• [LISTED RECORDS]
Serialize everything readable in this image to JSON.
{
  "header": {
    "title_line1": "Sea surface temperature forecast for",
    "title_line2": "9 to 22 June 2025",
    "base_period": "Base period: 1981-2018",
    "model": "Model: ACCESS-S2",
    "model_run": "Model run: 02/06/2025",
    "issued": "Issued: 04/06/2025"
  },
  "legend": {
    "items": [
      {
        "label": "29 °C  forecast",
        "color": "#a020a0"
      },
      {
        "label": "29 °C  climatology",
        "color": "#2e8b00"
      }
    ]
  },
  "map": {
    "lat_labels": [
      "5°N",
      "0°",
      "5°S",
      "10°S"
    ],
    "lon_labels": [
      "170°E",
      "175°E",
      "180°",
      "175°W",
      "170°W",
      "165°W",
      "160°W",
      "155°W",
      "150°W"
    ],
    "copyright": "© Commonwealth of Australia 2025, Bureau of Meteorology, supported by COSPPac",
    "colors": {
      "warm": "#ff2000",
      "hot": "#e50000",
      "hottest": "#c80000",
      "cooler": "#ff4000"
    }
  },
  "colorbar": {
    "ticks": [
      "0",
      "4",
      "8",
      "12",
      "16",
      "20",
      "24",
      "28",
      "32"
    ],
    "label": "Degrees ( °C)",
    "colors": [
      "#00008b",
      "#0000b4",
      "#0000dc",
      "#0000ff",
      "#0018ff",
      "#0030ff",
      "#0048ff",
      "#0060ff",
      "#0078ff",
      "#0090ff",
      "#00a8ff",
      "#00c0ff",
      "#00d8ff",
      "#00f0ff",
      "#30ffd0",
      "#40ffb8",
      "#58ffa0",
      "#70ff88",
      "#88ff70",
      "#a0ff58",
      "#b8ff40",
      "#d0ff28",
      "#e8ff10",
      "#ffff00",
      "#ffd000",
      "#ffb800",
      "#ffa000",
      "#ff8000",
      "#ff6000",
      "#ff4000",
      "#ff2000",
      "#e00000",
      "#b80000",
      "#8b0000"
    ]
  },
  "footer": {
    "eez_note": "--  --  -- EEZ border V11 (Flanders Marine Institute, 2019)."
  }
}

• [TASK INSTRUCTIONS] Print every record exactly as it was given.

• [COMPLETE OUTPUT]
Serialize everything readable in this image to JSON.
{
  "header": {
    "title_line1": "Sea surface temperature forecast for",
    "title_line2": "9 to 22 June 2025",
    "base_period": "Base period: 1981-2018",
    "model": "Model: ACCESS-S2",
    "model_run": "Model run: 02/06/2025",
    "issued": "Issued: 04/06/2025"
  },
  "legend": {
    "items": [
      {
        "label": "29 °C  forecast",
        "color": "#a020a0"
      },
      {
        "label": "29 °C  climatology",
        "color": "#2e8b00"
      }
    ]
  },
  "map": {
    "lat_labels": [
      "5°N",
      "0°",
      "5°S",
      "10°S"
    ],
    "lon_labels": [
      "170°E",
      "175°E",
      "180°",
      "175°W",
      "170°W",
      "165°W",
      "160°W",
      "155°W",
      "150°W"
    ],
    "copyright": "© Commonwealth of Australia 2025, Bureau of Meteorology, supported by COSPPac",
    "colors": {
      "warm": "#ff2000",
      "hot": "#e50000",
      "hottest": "#c80000",
      "cooler": "#ff4000"
    }
  },
  "colorbar": {
    "ticks": [
      "0",
      "4",
      "8",
      "12",
      "16",
      "20",
      "24",
      "28",
      "32"
    ],
    "label": "Degrees ( °C)",
    "colors": [
      "#00008b",
      "#0000b4",
      "#0000dc",
      "#0000ff",
      "#0018ff",
      "#0030ff",
      "#0048ff",
      "#0060ff",
      "#0078ff",
      "#0090ff",
      "#00a8ff",
      "#00c0ff",
      "#00d8ff",
      "#00f0ff",
      "#30ffd0",
      "#40ffb8",
      "#58ffa0",
      "#70ff88",
      "#88ff70",
      "#a0ff58",
      "#b8ff40",
      "#d0ff28",
      "#e8ff10",
      "#ffff00",
      "#ffd000",
      "#ffb800",
      "#ffa000",
      "#ff8000",
      "#ff6000",
      "#ff4000",
      "#ff2000",
      "#e00000",
      "#b80000",
      "#8b0000"
    ]
  },
  "footer": {
    "eez_note": "--  --  -- EEZ border V11 (Flanders Marine Institute, 2019)."
  }
}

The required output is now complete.